Set problem: Wherever a line holds the word "SRMTID", copy that line out.

***** Data provided *****

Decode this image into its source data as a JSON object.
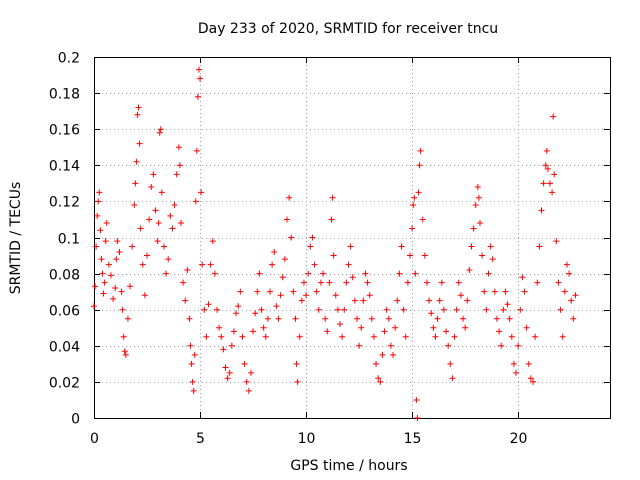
{
  "chart_data": {
    "type": "scatter",
    "title": "Day 233 of 2020, SRMTID for receiver tncu",
    "xlabel": "GPS time / hours",
    "ylabel": "SRMTID / TECUs",
    "xlim": [
      0,
      24.33
    ],
    "ylim": [
      0,
      0.2
    ],
    "xticks": [
      0,
      5,
      10,
      15,
      20
    ],
    "yticks": [
      0,
      0.02,
      0.04,
      0.06,
      0.08,
      0.1,
      0.12,
      0.14,
      0.16,
      0.18,
      0.2
    ],
    "xtick_labels": [
      "0",
      "5",
      "10",
      "15",
      "20"
    ],
    "ytick_labels": [
      "0",
      "0.02",
      "0.04",
      "0.06",
      "0.08",
      "0.1",
      "0.12",
      "0.14",
      "0.16",
      "0.18",
      "0.2"
    ],
    "grid": true,
    "marker": "+",
    "marker_color": "#ff0000",
    "x_range_of_data": [
      0,
      22.7
    ],
    "series": [
      {
        "values": [
          [
            0.0,
            0.062
          ],
          [
            0.05,
            0.073
          ],
          [
            0.1,
            0.095
          ],
          [
            0.15,
            0.112
          ],
          [
            0.2,
            0.12
          ],
          [
            0.25,
            0.125
          ],
          [
            0.3,
            0.104
          ],
          [
            0.35,
            0.088
          ],
          [
            0.4,
            0.08
          ],
          [
            0.45,
            0.069
          ],
          [
            0.5,
            0.075
          ],
          [
            0.55,
            0.098
          ],
          [
            0.6,
            0.108
          ],
          [
            0.7,
            0.085
          ],
          [
            0.8,
            0.079
          ],
          [
            0.9,
            0.066
          ],
          [
            1.0,
            0.072
          ],
          [
            1.05,
            0.088
          ],
          [
            1.1,
            0.098
          ],
          [
            1.2,
            0.092
          ],
          [
            1.3,
            0.07
          ],
          [
            1.35,
            0.06
          ],
          [
            1.4,
            0.045
          ],
          [
            1.45,
            0.037
          ],
          [
            1.5,
            0.035
          ],
          [
            1.6,
            0.055
          ],
          [
            1.7,
            0.073
          ],
          [
            1.8,
            0.095
          ],
          [
            1.9,
            0.118
          ],
          [
            1.95,
            0.13
          ],
          [
            2.0,
            0.142
          ],
          [
            2.05,
            0.168
          ],
          [
            2.1,
            0.172
          ],
          [
            2.15,
            0.152
          ],
          [
            2.2,
            0.105
          ],
          [
            2.3,
            0.085
          ],
          [
            2.4,
            0.068
          ],
          [
            2.5,
            0.09
          ],
          [
            2.6,
            0.11
          ],
          [
            2.7,
            0.128
          ],
          [
            2.8,
            0.135
          ],
          [
            2.9,
            0.115
          ],
          [
            3.0,
            0.098
          ],
          [
            3.05,
            0.108
          ],
          [
            3.1,
            0.158
          ],
          [
            3.15,
            0.16
          ],
          [
            3.2,
            0.125
          ],
          [
            3.3,
            0.095
          ],
          [
            3.4,
            0.08
          ],
          [
            3.5,
            0.088
          ],
          [
            3.6,
            0.112
          ],
          [
            3.7,
            0.105
          ],
          [
            3.8,
            0.118
          ],
          [
            3.9,
            0.135
          ],
          [
            4.0,
            0.15
          ],
          [
            4.05,
            0.14
          ],
          [
            4.1,
            0.108
          ],
          [
            4.2,
            0.075
          ],
          [
            4.3,
            0.065
          ],
          [
            4.4,
            0.082
          ],
          [
            4.5,
            0.055
          ],
          [
            4.55,
            0.04
          ],
          [
            4.6,
            0.03
          ],
          [
            4.65,
            0.02
          ],
          [
            4.7,
            0.015
          ],
          [
            4.75,
            0.035
          ],
          [
            4.8,
            0.12
          ],
          [
            4.85,
            0.148
          ],
          [
            4.9,
            0.178
          ],
          [
            4.95,
            0.193
          ],
          [
            5.0,
            0.188
          ],
          [
            5.05,
            0.125
          ],
          [
            5.1,
            0.085
          ],
          [
            5.2,
            0.06
          ],
          [
            5.3,
            0.045
          ],
          [
            5.4,
            0.063
          ],
          [
            5.5,
            0.085
          ],
          [
            5.6,
            0.098
          ],
          [
            5.7,
            0.08
          ],
          [
            5.8,
            0.06
          ],
          [
            5.9,
            0.05
          ],
          [
            6.0,
            0.045
          ],
          [
            6.1,
            0.038
          ],
          [
            6.2,
            0.028
          ],
          [
            6.3,
            0.022
          ],
          [
            6.4,
            0.025
          ],
          [
            6.5,
            0.04
          ],
          [
            6.6,
            0.048
          ],
          [
            6.7,
            0.058
          ],
          [
            6.8,
            0.062
          ],
          [
            6.9,
            0.07
          ],
          [
            7.0,
            0.045
          ],
          [
            7.1,
            0.03
          ],
          [
            7.2,
            0.02
          ],
          [
            7.3,
            0.015
          ],
          [
            7.4,
            0.025
          ],
          [
            7.5,
            0.048
          ],
          [
            7.6,
            0.058
          ],
          [
            7.7,
            0.07
          ],
          [
            7.8,
            0.08
          ],
          [
            7.9,
            0.06
          ],
          [
            8.0,
            0.05
          ],
          [
            8.1,
            0.045
          ],
          [
            8.2,
            0.055
          ],
          [
            8.3,
            0.07
          ],
          [
            8.4,
            0.085
          ],
          [
            8.5,
            0.092
          ],
          [
            8.6,
            0.062
          ],
          [
            8.7,
            0.055
          ],
          [
            8.8,
            0.068
          ],
          [
            8.9,
            0.078
          ],
          [
            9.0,
            0.088
          ],
          [
            9.1,
            0.11
          ],
          [
            9.2,
            0.122
          ],
          [
            9.3,
            0.1
          ],
          [
            9.4,
            0.07
          ],
          [
            9.5,
            0.055
          ],
          [
            9.55,
            0.03
          ],
          [
            9.6,
            0.02
          ],
          [
            9.7,
            0.045
          ],
          [
            9.8,
            0.065
          ],
          [
            9.9,
            0.075
          ],
          [
            10.0,
            0.068
          ],
          [
            10.1,
            0.08
          ],
          [
            10.2,
            0.095
          ],
          [
            10.3,
            0.1
          ],
          [
            10.4,
            0.085
          ],
          [
            10.5,
            0.07
          ],
          [
            10.6,
            0.06
          ],
          [
            10.7,
            0.075
          ],
          [
            10.8,
            0.08
          ],
          [
            10.9,
            0.055
          ],
          [
            11.0,
            0.048
          ],
          [
            11.1,
            0.075
          ],
          [
            11.2,
            0.11
          ],
          [
            11.25,
            0.122
          ],
          [
            11.3,
            0.09
          ],
          [
            11.4,
            0.068
          ],
          [
            11.5,
            0.06
          ],
          [
            11.6,
            0.052
          ],
          [
            11.7,
            0.045
          ],
          [
            11.8,
            0.06
          ],
          [
            11.9,
            0.075
          ],
          [
            12.0,
            0.085
          ],
          [
            12.1,
            0.095
          ],
          [
            12.2,
            0.078
          ],
          [
            12.3,
            0.065
          ],
          [
            12.4,
            0.055
          ],
          [
            12.5,
            0.04
          ],
          [
            12.6,
            0.05
          ],
          [
            12.7,
            0.065
          ],
          [
            12.8,
            0.08
          ],
          [
            12.9,
            0.075
          ],
          [
            13.0,
            0.068
          ],
          [
            13.1,
            0.055
          ],
          [
            13.2,
            0.045
          ],
          [
            13.3,
            0.03
          ],
          [
            13.4,
            0.022
          ],
          [
            13.5,
            0.02
          ],
          [
            13.6,
            0.035
          ],
          [
            13.7,
            0.048
          ],
          [
            13.8,
            0.06
          ],
          [
            13.9,
            0.055
          ],
          [
            14.0,
            0.04
          ],
          [
            14.1,
            0.035
          ],
          [
            14.2,
            0.05
          ],
          [
            14.3,
            0.065
          ],
          [
            14.4,
            0.08
          ],
          [
            14.5,
            0.095
          ],
          [
            14.6,
            0.06
          ],
          [
            14.7,
            0.045
          ],
          [
            14.8,
            0.075
          ],
          [
            14.9,
            0.09
          ],
          [
            15.0,
            0.105
          ],
          [
            15.05,
            0.118
          ],
          [
            15.1,
            0.122
          ],
          [
            15.15,
            0.08
          ],
          [
            15.2,
            0.01
          ],
          [
            15.25,
            0.0
          ],
          [
            15.3,
            0.125
          ],
          [
            15.35,
            0.14
          ],
          [
            15.4,
            0.148
          ],
          [
            15.5,
            0.11
          ],
          [
            15.6,
            0.09
          ],
          [
            15.7,
            0.075
          ],
          [
            15.8,
            0.065
          ],
          [
            15.9,
            0.058
          ],
          [
            16.0,
            0.05
          ],
          [
            16.1,
            0.045
          ],
          [
            16.2,
            0.055
          ],
          [
            16.3,
            0.065
          ],
          [
            16.4,
            0.075
          ],
          [
            16.5,
            0.06
          ],
          [
            16.6,
            0.048
          ],
          [
            16.7,
            0.04
          ],
          [
            16.8,
            0.03
          ],
          [
            16.9,
            0.022
          ],
          [
            17.0,
            0.045
          ],
          [
            17.1,
            0.06
          ],
          [
            17.2,
            0.075
          ],
          [
            17.3,
            0.068
          ],
          [
            17.4,
            0.055
          ],
          [
            17.5,
            0.05
          ],
          [
            17.6,
            0.065
          ],
          [
            17.7,
            0.082
          ],
          [
            17.8,
            0.095
          ],
          [
            17.9,
            0.105
          ],
          [
            18.0,
            0.118
          ],
          [
            18.1,
            0.128
          ],
          [
            18.15,
            0.122
          ],
          [
            18.2,
            0.108
          ],
          [
            18.3,
            0.09
          ],
          [
            18.4,
            0.07
          ],
          [
            18.5,
            0.06
          ],
          [
            18.6,
            0.08
          ],
          [
            18.7,
            0.095
          ],
          [
            18.8,
            0.088
          ],
          [
            18.9,
            0.07
          ],
          [
            19.0,
            0.055
          ],
          [
            19.1,
            0.048
          ],
          [
            19.2,
            0.04
          ],
          [
            19.3,
            0.06
          ],
          [
            19.4,
            0.07
          ],
          [
            19.5,
            0.063
          ],
          [
            19.6,
            0.055
          ],
          [
            19.7,
            0.045
          ],
          [
            19.8,
            0.03
          ],
          [
            19.9,
            0.025
          ],
          [
            20.0,
            0.04
          ],
          [
            20.1,
            0.06
          ],
          [
            20.2,
            0.078
          ],
          [
            20.3,
            0.07
          ],
          [
            20.4,
            0.05
          ],
          [
            20.5,
            0.03
          ],
          [
            20.6,
            0.022
          ],
          [
            20.7,
            0.02
          ],
          [
            20.8,
            0.045
          ],
          [
            20.9,
            0.075
          ],
          [
            21.0,
            0.095
          ],
          [
            21.1,
            0.115
          ],
          [
            21.2,
            0.13
          ],
          [
            21.3,
            0.14
          ],
          [
            21.35,
            0.148
          ],
          [
            21.4,
            0.138
          ],
          [
            21.5,
            0.13
          ],
          [
            21.6,
            0.125
          ],
          [
            21.65,
            0.167
          ],
          [
            21.7,
            0.135
          ],
          [
            21.8,
            0.098
          ],
          [
            21.9,
            0.075
          ],
          [
            22.0,
            0.06
          ],
          [
            22.1,
            0.045
          ],
          [
            22.2,
            0.07
          ],
          [
            22.3,
            0.085
          ],
          [
            22.4,
            0.08
          ],
          [
            22.5,
            0.065
          ],
          [
            22.6,
            0.055
          ],
          [
            22.7,
            0.068
          ]
        ]
      }
    ]
  }
}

*****

Solution for this exercise:
    "title": "Day 233 of 2020, SRMTID for receiver tncu",
    "ylabel": "SRMTID / TECUs",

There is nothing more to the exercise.